• _INSTRUCTION_: Report, as a bare number, how many lines contain the string "launchpad".

(Entries taken from a collection)

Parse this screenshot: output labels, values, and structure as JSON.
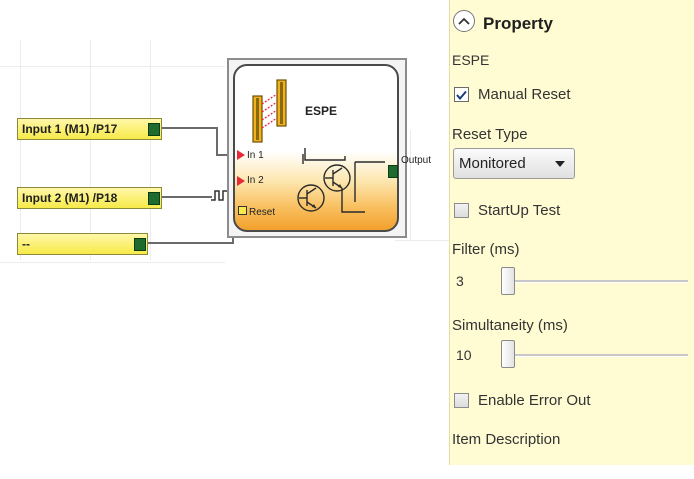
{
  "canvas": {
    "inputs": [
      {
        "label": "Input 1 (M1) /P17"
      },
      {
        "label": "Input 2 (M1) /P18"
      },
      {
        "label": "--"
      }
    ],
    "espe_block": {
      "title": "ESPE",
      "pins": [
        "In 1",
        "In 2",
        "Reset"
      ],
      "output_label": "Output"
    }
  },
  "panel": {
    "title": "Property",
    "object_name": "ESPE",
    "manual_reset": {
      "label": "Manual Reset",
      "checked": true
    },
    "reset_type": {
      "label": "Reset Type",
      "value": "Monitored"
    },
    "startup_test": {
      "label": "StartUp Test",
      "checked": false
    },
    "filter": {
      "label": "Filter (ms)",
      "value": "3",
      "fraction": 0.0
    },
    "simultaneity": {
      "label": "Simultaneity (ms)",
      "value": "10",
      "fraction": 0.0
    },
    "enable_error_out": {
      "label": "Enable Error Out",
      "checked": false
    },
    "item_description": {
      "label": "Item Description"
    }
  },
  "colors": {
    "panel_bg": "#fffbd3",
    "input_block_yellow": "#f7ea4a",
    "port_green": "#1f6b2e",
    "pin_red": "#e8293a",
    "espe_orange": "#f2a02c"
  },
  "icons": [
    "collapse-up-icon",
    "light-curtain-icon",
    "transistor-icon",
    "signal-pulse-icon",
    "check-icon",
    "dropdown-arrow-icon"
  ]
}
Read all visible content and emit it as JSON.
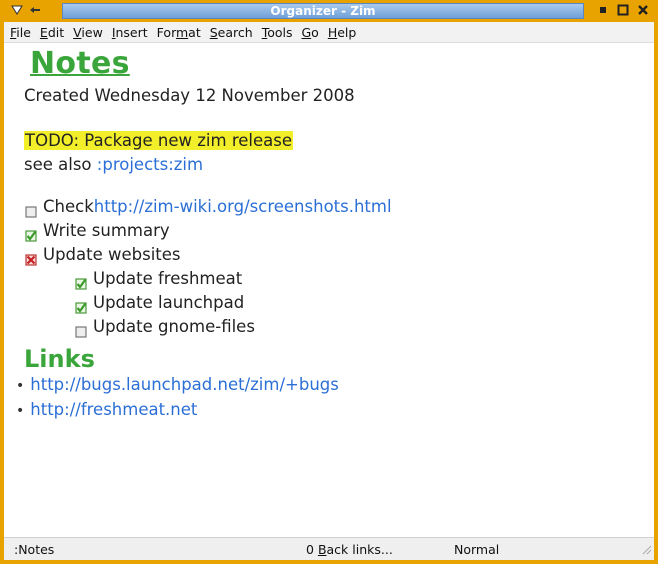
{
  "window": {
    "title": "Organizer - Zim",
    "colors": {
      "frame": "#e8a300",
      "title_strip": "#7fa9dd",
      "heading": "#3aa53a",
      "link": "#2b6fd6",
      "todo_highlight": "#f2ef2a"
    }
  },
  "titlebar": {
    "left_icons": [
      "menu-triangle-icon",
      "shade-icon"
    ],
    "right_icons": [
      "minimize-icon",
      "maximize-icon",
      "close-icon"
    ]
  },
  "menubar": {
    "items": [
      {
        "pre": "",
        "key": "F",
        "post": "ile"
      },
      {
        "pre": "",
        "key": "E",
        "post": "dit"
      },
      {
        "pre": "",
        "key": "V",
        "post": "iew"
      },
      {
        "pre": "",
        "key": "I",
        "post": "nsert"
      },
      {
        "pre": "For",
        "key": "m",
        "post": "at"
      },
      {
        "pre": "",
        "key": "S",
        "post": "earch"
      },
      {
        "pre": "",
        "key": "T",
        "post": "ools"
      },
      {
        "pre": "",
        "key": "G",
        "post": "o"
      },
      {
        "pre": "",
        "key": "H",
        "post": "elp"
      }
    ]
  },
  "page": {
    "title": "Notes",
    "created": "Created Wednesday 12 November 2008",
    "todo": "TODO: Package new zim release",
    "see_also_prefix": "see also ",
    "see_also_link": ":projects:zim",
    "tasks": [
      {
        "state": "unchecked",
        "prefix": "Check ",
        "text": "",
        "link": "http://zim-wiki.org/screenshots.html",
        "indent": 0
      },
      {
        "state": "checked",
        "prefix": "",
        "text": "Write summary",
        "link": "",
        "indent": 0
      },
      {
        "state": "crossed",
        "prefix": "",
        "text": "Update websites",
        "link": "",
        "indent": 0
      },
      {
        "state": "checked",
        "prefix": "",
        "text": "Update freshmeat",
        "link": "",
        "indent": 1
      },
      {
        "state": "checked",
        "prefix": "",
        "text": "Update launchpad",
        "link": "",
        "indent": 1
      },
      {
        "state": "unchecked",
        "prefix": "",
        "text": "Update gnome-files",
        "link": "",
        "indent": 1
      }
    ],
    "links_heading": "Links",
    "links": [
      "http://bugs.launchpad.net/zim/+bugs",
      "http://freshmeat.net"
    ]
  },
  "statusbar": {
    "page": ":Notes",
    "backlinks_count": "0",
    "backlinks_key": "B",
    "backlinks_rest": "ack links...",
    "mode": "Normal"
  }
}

• _REPLY_: 2